**Aim**
Can you repeat the data word for word, starting at its first line and stopping after the line that contains "Text: GSM1049714: GSM1049714", with both of those lines included?

— begin Provided data —

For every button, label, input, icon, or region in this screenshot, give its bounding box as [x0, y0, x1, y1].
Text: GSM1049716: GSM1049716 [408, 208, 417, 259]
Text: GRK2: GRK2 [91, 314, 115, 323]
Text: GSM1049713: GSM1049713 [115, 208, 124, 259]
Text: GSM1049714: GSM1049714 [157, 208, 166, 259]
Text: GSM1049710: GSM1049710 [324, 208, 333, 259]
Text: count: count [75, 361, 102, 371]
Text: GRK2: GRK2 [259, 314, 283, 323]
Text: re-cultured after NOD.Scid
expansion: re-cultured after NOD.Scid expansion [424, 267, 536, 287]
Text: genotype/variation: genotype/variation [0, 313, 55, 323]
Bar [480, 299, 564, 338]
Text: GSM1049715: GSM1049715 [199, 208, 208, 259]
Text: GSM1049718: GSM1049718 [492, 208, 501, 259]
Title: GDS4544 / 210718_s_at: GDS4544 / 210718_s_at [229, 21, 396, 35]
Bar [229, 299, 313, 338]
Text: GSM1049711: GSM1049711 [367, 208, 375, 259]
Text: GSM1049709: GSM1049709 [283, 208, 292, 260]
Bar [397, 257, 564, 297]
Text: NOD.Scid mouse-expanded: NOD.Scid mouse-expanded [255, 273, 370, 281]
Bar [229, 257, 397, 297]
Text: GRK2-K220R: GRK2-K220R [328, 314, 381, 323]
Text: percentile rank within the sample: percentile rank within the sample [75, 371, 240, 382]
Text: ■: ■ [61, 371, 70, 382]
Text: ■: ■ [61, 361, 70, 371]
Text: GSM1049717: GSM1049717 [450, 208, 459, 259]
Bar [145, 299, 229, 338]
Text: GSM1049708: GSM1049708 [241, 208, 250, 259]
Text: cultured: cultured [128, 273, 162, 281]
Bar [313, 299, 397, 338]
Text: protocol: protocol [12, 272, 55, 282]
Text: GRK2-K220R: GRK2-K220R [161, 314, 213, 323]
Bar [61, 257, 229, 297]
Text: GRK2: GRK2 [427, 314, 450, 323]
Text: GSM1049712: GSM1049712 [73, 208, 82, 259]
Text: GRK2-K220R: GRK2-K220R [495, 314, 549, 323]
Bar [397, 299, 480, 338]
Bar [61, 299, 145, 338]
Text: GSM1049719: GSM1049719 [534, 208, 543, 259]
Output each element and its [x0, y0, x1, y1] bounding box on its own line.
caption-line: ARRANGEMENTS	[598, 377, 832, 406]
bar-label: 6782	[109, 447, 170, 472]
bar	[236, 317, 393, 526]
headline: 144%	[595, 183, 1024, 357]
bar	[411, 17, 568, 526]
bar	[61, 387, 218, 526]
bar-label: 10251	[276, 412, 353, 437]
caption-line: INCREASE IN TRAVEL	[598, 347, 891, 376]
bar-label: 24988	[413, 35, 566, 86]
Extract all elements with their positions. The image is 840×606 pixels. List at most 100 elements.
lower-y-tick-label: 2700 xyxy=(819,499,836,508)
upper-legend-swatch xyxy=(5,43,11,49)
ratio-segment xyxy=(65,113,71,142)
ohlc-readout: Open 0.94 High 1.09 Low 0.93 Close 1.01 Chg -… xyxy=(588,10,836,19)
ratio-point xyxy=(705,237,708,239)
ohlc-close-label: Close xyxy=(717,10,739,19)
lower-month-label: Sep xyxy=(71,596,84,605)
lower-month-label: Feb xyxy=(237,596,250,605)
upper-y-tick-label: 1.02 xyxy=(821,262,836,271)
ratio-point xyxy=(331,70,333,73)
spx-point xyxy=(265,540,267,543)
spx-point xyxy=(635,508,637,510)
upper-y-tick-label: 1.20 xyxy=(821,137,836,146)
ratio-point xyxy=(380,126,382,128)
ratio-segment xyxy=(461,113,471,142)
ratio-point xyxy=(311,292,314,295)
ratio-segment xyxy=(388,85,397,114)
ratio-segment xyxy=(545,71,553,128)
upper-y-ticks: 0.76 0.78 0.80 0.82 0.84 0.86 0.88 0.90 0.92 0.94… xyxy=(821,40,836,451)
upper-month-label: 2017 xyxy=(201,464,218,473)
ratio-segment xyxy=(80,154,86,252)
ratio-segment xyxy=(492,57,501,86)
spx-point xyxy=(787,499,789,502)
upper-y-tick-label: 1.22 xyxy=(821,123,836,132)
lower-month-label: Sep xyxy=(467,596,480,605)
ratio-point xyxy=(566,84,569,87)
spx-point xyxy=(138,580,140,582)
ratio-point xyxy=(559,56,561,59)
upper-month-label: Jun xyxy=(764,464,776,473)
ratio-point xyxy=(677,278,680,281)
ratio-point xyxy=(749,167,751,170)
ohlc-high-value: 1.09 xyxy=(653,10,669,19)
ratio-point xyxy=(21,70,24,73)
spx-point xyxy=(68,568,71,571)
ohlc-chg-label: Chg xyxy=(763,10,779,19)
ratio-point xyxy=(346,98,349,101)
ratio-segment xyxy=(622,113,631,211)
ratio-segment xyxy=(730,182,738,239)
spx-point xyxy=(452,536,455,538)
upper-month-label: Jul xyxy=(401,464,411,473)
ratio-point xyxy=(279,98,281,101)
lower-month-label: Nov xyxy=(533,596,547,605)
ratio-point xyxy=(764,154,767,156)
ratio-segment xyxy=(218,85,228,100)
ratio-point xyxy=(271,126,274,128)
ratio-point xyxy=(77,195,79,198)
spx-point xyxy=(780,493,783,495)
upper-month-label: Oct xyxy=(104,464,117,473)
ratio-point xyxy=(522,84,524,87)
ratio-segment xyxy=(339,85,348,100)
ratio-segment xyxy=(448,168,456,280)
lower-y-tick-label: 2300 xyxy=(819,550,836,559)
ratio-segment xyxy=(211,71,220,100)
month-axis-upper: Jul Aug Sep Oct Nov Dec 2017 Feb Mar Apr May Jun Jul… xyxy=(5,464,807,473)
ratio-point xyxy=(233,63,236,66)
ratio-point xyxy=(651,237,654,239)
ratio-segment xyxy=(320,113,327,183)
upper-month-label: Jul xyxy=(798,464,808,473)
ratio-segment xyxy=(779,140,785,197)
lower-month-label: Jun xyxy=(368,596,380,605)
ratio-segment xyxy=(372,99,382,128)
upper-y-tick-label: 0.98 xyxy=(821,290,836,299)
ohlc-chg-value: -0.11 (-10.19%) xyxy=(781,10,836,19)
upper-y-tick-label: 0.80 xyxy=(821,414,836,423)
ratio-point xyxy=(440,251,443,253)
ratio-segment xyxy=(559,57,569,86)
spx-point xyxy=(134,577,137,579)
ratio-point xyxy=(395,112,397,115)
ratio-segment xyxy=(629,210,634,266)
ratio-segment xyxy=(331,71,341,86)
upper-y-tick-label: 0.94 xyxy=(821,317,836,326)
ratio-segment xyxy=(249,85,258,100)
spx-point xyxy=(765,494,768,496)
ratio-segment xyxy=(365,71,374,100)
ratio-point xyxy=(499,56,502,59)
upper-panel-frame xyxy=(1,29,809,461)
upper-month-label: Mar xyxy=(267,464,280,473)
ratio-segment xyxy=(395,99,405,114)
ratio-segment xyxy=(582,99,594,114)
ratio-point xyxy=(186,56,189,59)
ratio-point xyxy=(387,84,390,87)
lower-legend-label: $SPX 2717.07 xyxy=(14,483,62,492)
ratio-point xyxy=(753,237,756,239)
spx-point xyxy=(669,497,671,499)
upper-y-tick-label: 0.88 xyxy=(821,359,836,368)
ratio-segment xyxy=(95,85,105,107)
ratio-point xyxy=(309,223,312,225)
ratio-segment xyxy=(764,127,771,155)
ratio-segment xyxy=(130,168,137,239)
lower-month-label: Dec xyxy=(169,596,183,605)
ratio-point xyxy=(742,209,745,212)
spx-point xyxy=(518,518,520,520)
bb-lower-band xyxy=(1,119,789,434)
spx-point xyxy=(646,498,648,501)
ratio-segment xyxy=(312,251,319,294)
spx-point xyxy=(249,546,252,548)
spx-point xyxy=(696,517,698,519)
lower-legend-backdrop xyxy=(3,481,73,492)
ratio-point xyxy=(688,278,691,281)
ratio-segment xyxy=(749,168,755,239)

— end Provided data —

**Solved exercise**
For every button, label, input, icon, or region in this screenshot, give its bounding box as [x0, y0, x1, y1].
Text: GSM1049716: GSM1049716 [408, 208, 417, 259]
Text: GRK2: GRK2 [91, 314, 115, 323]
Text: GSM1049713: GSM1049713 [115, 208, 124, 259]
Text: GSM1049714: GSM1049714 [157, 208, 166, 259]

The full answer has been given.